> Short problem
What is the count of lines in the listing below that hold the string "JSON"? Reply with that number alone.

-------

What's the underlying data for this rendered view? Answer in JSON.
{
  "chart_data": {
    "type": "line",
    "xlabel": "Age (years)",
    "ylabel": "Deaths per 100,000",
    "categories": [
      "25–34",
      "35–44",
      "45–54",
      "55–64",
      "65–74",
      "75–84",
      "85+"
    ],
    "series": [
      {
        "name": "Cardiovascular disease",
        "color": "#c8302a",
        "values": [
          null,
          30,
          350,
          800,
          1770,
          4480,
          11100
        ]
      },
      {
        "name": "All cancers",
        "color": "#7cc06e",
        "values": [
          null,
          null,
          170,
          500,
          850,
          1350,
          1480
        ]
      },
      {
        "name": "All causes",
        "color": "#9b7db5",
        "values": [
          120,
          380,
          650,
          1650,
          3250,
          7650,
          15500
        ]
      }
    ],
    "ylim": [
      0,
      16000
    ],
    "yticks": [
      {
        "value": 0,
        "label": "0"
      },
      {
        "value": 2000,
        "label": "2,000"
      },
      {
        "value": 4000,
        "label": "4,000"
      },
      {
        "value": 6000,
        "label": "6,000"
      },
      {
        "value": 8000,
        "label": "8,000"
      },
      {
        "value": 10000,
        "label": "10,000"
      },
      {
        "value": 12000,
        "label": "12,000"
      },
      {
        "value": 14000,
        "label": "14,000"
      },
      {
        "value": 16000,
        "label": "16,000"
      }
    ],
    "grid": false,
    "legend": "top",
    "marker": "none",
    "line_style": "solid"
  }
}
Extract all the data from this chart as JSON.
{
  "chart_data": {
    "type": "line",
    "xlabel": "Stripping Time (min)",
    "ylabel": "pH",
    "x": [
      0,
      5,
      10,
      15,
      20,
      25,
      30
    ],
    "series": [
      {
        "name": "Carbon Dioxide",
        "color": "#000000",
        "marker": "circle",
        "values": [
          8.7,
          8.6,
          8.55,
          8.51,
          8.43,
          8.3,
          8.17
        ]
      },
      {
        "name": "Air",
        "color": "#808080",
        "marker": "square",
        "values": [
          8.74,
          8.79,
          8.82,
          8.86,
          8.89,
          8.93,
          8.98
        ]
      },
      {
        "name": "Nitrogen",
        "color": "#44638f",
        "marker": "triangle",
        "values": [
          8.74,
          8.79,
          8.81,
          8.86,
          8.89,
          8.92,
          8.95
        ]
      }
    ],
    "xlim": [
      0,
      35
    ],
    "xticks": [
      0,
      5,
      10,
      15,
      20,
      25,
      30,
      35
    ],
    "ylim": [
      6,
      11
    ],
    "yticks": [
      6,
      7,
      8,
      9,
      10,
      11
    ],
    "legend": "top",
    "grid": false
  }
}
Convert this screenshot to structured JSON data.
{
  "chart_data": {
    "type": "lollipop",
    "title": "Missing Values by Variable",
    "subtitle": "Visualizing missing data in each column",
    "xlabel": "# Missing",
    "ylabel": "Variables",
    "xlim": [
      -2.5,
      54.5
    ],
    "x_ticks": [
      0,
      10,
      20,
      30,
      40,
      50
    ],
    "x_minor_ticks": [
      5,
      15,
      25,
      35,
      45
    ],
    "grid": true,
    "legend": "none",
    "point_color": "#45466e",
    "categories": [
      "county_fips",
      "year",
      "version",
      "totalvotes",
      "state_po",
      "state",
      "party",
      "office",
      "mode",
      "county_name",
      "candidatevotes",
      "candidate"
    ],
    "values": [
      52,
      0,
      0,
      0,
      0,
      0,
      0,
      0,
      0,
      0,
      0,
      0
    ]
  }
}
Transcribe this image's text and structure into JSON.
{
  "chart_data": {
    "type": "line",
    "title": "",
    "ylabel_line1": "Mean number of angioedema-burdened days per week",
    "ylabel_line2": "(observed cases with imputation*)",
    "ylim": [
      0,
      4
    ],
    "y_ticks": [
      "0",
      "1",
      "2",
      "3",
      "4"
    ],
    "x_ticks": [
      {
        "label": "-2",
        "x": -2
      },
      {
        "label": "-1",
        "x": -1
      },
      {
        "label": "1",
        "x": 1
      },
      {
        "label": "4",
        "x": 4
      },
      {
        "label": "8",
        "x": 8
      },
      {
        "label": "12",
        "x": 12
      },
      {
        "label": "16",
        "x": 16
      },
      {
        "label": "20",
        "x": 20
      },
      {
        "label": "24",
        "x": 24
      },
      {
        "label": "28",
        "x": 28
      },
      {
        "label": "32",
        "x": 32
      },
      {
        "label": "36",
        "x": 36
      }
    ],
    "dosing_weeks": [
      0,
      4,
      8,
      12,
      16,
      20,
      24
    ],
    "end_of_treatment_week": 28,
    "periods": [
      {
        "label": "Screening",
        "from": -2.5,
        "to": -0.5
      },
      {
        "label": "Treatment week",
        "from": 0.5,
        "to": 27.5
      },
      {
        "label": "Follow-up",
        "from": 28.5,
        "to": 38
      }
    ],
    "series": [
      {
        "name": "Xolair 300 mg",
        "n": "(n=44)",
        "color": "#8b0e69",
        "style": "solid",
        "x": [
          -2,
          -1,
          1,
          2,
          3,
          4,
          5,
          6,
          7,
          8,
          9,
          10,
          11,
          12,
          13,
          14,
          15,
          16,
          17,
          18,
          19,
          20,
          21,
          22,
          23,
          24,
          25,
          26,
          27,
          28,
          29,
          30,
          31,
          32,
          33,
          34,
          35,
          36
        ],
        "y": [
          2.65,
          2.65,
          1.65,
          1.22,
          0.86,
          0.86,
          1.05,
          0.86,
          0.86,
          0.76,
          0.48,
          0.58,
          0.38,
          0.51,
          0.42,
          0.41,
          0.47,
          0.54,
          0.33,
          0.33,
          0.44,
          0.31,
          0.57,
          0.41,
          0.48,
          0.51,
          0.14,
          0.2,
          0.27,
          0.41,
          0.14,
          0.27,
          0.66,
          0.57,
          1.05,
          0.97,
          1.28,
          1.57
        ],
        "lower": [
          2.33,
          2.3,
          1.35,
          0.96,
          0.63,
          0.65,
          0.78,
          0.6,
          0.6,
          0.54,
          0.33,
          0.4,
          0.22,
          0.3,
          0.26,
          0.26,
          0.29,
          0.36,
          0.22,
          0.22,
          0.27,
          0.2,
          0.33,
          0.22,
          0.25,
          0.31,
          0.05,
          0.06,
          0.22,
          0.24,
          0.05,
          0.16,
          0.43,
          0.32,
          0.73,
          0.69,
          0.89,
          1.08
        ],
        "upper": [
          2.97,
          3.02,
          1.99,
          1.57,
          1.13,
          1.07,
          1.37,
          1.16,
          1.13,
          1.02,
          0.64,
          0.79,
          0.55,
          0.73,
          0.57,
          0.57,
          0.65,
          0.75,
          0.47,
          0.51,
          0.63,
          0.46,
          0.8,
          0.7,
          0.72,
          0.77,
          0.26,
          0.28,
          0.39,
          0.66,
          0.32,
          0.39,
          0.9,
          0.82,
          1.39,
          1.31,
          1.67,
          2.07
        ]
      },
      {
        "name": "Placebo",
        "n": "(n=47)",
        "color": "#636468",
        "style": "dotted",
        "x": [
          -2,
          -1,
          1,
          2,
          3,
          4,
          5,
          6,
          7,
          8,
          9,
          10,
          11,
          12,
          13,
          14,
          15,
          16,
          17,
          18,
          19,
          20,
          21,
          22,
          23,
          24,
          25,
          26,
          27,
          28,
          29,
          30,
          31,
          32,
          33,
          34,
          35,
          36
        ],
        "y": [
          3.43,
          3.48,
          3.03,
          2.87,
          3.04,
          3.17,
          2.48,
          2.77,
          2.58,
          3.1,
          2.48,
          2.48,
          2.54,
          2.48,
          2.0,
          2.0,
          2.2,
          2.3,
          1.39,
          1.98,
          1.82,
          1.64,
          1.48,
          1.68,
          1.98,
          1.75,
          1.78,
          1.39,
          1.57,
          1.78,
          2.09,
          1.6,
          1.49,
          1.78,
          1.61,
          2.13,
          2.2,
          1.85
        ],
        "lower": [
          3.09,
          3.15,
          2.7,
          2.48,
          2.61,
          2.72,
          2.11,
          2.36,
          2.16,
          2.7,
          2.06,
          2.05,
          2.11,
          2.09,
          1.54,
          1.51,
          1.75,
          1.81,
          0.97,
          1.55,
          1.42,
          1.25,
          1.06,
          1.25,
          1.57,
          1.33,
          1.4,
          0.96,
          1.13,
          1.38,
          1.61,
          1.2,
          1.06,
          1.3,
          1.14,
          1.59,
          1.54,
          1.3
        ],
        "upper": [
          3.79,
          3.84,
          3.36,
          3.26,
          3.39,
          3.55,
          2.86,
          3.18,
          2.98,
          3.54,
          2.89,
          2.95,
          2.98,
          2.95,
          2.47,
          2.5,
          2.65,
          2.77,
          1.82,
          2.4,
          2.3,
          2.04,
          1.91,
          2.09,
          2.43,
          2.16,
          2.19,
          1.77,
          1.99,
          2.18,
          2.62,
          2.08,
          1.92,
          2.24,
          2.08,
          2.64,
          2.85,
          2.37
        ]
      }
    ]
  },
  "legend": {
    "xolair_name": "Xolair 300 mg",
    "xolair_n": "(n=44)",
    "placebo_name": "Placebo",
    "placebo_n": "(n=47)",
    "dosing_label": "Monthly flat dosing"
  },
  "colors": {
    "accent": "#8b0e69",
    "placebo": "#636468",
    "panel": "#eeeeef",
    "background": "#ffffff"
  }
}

-------

> Solution to this problem
4